--- START Selection ---

SCL is the I2C clock signal and not a data line. It oscillates for timing data and would show a constant voltage wirh a multimeter. You woukd need an oscilliscope to see the clock signal. The clock doesn’t toggle state it oscillates. I2C is not designed to directly turn a relay on or off, it is designed to commumicate with I2C ccomponents that would turn the relay on or off.
is it possible to recover the original firmware of the motherboard?
In the first post, there is a link to what he’s using as a guide, it uses the SCL line to control a relay for air assist. I have to assume they are not using this as a I2C port, just an i/o pin that’s externally accessible…
I haven’t worked with these too much, but I doubt that the I2C port is active by default. I read 0V after mine boots. It doesn’t appear active and I wouldn’t expect it to read anything. The I2C specifications expressly states it has to have a external pullup resistor. This has no such resistor that I know of…
Again, I don’t really know these boards or processors very well…
I just took the measurements on the different terminals:
3.3v/G = -3.3v
SCL/G = 0v
SDA/G = -3.3v
SCL/SDA = 3.3v
no change with M7 or M8
SCL/GND Probe = 3.3v
S/GND Probe = 3.3v
5v/GNG Probe = 5v
rumback = 3.3v
no change with M7 or M8
Well, I’ve been working with processors and communications for 50 years. As I said, this is a Zerial CLock (SCL) Only line. Jt provides a clock only from the ARM processor either through clock divider. The data line can have either an internal or external pullup resistor, not the clock. Again, the serial clock is used to clock the serial data on the SDA line. But there is much more to the protocol which you can learn from book Embedded Systems Desktop Communications (2004 Wordware Publishing) available on Amazon.

--- END Selection ---
--- START Data for processing ---

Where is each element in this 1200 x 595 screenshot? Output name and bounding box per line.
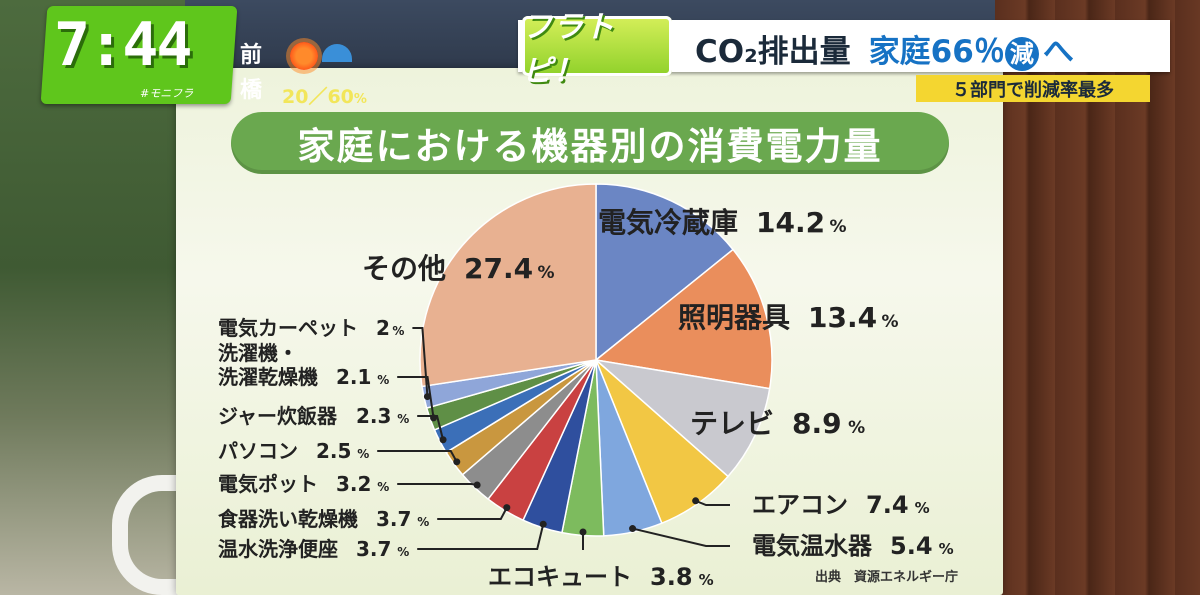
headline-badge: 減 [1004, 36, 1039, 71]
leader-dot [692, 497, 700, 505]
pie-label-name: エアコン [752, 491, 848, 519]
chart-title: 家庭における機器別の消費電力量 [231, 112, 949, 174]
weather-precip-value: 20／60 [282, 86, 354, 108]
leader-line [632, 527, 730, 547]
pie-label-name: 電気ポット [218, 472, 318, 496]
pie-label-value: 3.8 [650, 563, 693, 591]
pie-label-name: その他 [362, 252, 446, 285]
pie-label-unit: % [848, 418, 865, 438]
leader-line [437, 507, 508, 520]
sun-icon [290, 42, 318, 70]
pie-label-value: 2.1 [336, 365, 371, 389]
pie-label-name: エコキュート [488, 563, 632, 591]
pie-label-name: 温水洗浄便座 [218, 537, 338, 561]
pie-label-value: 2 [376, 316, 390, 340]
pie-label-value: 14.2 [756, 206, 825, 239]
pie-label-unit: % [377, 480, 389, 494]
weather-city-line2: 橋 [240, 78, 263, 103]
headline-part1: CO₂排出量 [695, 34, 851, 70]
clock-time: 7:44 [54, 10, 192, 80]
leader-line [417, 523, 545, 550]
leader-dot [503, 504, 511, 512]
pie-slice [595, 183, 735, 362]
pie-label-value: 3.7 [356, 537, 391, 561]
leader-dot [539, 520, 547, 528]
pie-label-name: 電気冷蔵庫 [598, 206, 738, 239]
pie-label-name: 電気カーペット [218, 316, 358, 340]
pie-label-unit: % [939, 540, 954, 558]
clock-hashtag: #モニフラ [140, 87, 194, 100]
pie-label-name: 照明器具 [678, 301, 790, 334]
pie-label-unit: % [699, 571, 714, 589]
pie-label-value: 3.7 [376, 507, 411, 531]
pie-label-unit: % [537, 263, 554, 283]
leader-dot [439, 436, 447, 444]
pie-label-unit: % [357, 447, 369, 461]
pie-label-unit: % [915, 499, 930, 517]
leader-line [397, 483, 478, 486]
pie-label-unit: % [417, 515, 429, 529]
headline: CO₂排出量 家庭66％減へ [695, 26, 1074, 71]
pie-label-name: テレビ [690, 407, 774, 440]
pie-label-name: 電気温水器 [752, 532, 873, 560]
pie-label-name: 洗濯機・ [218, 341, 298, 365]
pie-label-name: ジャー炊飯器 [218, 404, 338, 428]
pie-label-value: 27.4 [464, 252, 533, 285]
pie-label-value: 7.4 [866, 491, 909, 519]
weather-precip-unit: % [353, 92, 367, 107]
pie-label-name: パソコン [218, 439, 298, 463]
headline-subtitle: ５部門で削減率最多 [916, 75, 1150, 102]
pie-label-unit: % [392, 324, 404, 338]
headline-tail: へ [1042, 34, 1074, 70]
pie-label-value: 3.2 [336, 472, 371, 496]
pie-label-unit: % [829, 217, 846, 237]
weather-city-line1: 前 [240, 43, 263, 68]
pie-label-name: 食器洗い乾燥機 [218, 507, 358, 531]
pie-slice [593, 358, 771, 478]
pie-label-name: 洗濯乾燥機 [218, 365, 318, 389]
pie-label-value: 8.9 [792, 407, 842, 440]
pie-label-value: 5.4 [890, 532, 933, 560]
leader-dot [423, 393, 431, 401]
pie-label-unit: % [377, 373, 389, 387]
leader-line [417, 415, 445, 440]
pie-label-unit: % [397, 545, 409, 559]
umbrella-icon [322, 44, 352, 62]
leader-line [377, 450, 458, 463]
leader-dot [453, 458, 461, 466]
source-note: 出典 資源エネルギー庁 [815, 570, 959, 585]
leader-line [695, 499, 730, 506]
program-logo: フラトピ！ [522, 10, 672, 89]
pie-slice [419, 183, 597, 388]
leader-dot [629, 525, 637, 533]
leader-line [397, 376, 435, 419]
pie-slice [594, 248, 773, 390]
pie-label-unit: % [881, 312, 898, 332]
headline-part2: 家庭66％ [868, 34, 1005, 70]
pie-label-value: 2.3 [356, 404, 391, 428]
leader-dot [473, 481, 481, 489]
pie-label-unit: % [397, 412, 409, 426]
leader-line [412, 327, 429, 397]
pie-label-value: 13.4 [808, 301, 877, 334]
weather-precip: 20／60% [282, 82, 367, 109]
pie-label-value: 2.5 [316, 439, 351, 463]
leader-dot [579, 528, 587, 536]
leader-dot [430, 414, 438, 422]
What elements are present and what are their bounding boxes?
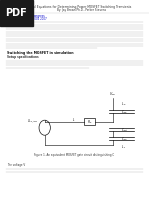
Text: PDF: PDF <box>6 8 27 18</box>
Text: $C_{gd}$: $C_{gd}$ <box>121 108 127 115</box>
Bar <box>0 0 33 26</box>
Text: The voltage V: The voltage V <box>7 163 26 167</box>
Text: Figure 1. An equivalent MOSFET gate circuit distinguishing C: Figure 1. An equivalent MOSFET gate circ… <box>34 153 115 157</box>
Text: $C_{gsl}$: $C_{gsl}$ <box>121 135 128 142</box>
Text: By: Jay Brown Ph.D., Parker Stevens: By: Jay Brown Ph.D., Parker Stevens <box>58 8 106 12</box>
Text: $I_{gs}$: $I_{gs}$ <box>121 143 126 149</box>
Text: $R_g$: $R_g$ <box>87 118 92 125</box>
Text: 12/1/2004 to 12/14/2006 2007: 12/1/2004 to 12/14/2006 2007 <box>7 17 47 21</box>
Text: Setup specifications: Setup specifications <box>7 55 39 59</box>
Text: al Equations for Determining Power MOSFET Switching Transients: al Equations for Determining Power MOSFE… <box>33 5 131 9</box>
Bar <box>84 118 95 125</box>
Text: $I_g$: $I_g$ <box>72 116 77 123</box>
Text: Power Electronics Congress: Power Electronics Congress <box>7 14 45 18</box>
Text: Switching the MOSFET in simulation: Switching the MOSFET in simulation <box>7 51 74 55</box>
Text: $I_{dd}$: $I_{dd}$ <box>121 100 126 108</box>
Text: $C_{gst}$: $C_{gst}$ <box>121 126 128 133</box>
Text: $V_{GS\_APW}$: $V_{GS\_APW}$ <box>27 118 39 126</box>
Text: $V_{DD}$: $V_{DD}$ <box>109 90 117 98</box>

--- END Data for processing ---

→ **Set tasks**
A) In the forum thread about the I2C clock line, list every measurement taken against "G" alone, along with its reading.
B) Convert the stretch of the records from the line containing "Text: PDF: PDF <box>6 8 27 18</box>" through the line containing "126 128 133</box>" into a JSON list of strings, one string per line, leaving out blank lines.
The text and the records are unrelated to each other.

→ **Exercise solutions**
A)
3.3v/G: -3.3v
SCL/G: 0v
SDA/G: -3.3v

B)
[
  "Text: PDF: PDF <box>6 8 27 18</box>",
  "Text: $C_{gd}$: $C_{gd}$ <box>121 108 127 115</box>",
  "Bar <box>0 0 33 26</box>",
  "Text: The voltage V: The voltage V <box>7 163 26 167</box>",
  "Text: Figure 1. An equivalent MOSFET gate circuit distinguishing C: Figure 1. An equivalent MOSFET gate circ… <box>34 153 115 157</box>",
  "Text: $C_{gsl}$: $C_{gsl}$ <box>121 135 128 142</box>",
  "Text: By: Jay Brown Ph.D., Parker Stevens: By: Jay Brown Ph.D., Parker Stevens <box>58 8 106 12</box>",
  "Text: $I_{gs}$: $I_{gs}$ <box>121 143 126 149</box>",
  "Text: $R_g$: $R_g$ <box>87 118 92 125</box>",
  "Text: 12/1/2004 to 12/14/2006 2007: 12/1/2004 to 12/14/2006 2007 <box>7 17 47 21</box>",
  "Text: Setup specifications: Setup specifications <box>7 55 39 59</box>",
  "Text: al Equations for Determining Power MOSFET Switching Transients: al Equations for Determining Power MOSFE… <box>33 5 131 9</box>",
  "Bar <box>84 118 95 125</box>",
  "Text: $I_g$: $I_g$ <box>72 116 77 123</box>",
  "Text: Power Electronics Congress: Power Electronics Congress <box>7 14 45 18</box>",
  "Text: Switching the MOSFET in simulation: Switching the MOSFET in simulation <box>7 51 74 55</box>",
  "Text: $I_{dd}$: $I_{dd}$ <box>121 100 126 108</box>",
  "Text: $C_{gst}$: $C_{gst}$ <box>121 126 128 133</box>"
]